Given instruction:
Write out all of the entries exactly, please.

---------- Dataset records ----------

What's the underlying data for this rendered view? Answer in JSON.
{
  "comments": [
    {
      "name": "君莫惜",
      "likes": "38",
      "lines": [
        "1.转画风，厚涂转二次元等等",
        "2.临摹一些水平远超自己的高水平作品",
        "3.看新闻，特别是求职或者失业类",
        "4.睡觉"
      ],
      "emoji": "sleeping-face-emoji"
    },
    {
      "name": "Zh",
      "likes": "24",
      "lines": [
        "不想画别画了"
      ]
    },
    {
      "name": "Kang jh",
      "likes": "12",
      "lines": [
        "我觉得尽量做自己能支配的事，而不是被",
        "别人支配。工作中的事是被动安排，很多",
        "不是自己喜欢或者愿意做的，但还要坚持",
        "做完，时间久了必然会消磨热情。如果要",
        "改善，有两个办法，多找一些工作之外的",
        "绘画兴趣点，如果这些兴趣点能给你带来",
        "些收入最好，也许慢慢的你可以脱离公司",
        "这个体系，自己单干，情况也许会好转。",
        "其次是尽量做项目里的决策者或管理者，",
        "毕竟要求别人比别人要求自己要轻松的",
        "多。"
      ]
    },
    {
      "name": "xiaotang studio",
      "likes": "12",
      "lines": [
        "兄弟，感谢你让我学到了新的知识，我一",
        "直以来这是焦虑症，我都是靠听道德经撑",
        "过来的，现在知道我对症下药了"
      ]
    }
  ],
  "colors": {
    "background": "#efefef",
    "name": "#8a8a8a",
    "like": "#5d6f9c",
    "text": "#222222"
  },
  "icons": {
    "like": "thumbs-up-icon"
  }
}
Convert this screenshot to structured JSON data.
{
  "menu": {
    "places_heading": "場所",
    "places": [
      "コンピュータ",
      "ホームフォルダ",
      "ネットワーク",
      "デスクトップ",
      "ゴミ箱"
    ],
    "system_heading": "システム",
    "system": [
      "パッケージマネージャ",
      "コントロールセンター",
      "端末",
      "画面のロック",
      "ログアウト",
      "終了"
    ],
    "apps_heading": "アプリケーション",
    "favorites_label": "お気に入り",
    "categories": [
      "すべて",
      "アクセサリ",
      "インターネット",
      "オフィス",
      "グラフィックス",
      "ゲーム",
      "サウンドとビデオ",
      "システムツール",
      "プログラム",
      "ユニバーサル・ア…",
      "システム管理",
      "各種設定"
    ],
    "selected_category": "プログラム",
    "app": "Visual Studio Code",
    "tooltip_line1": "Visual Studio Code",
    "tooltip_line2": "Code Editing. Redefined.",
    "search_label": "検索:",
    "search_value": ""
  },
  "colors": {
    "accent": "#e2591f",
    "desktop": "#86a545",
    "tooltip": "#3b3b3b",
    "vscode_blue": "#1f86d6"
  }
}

----------

Answer to this exercise:
What's the underlying data for this rendered view? Answer in JSON.
{
  "comments": [
    {
      "name": "君莫惜",
      "likes": "38",
      "lines": [
        "1.转画风，厚涂转二次元等等",
        "2.临摹一些水平远超自己的高水平作品",
        "3.看新闻，特别是求职或者失业类",
        "4.睡觉"
      ],
      "emoji": "sleeping-face-emoji"
    },
    {
      "name": "Zh",
      "likes": "24",
      "lines": [
        "不想画别画了"
      ]
    },
    {
      "name": "Kang jh",
      "likes": "12",
      "lines": [
        "我觉得尽量做自己能支配的事，而不是被",
        "别人支配。工作中的事是被动安排，很多",
        "不是自己喜欢或者愿意做的，但还要坚持",
        "做完，时间久了必然会消磨热情。如果要",
        "改善，有两个办法，多找一些工作之外的",
        "绘画兴趣点，如果这些兴趣点能给你带来",
        "些收入最好，也许慢慢的你可以脱离公司",
        "这个体系，自己单干，情况也许会好转。",
        "其次是尽量做项目里的决策者或管理者，",
        "毕竟要求别人比别人要求自己要轻松的",
        "多。"
      ]
    },
    {
      "name": "xiaotang studio",
      "likes": "12",
      "lines": [
        "兄弟，感谢你让我学到了新的知识，我一",
        "直以来这是焦虑症，我都是靠听道德经撑",
        "过来的，现在知道我对症下药了"
      ]
    }
  ],
  "colors": {
    "background": "#efefef",
    "name": "#8a8a8a",
    "like": "#5d6f9c",
    "text": "#222222"
  },
  "icons": {
    "like": "thumbs-up-icon"
  }
}
Convert this screenshot to structured JSON data.
{
  "menu": {
    "places_heading": "場所",
    "places": [
      "コンピュータ",
      "ホームフォルダ",
      "ネットワーク",
      "デスクトップ",
      "ゴミ箱"
    ],
    "system_heading": "システム",
    "system": [
      "パッケージマネージャ",
      "コントロールセンター",
      "端末",
      "画面のロック",
      "ログアウト",
      "終了"
    ],
    "apps_heading": "アプリケーション",
    "favorites_label": "お気に入り",
    "categories": [
      "すべて",
      "アクセサリ",
      "インターネット",
      "オフィス",
      "グラフィックス",
      "ゲーム",
      "サウンドとビデオ",
      "システムツール",
      "プログラム",
      "ユニバーサル・ア…",
      "システム管理",
      "各種設定"
    ],
    "selected_category": "プログラム",
    "app": "Visual Studio Code",
    "tooltip_line1": "Visual Studio Code",
    "tooltip_line2": "Code Editing. Redefined.",
    "search_label": "検索:",
    "search_value": ""
  },
  "colors": {
    "accent": "#e2591f",
    "desktop": "#86a545",
    "tooltip": "#3b3b3b",
    "vscode_blue": "#1f86d6"
  }
}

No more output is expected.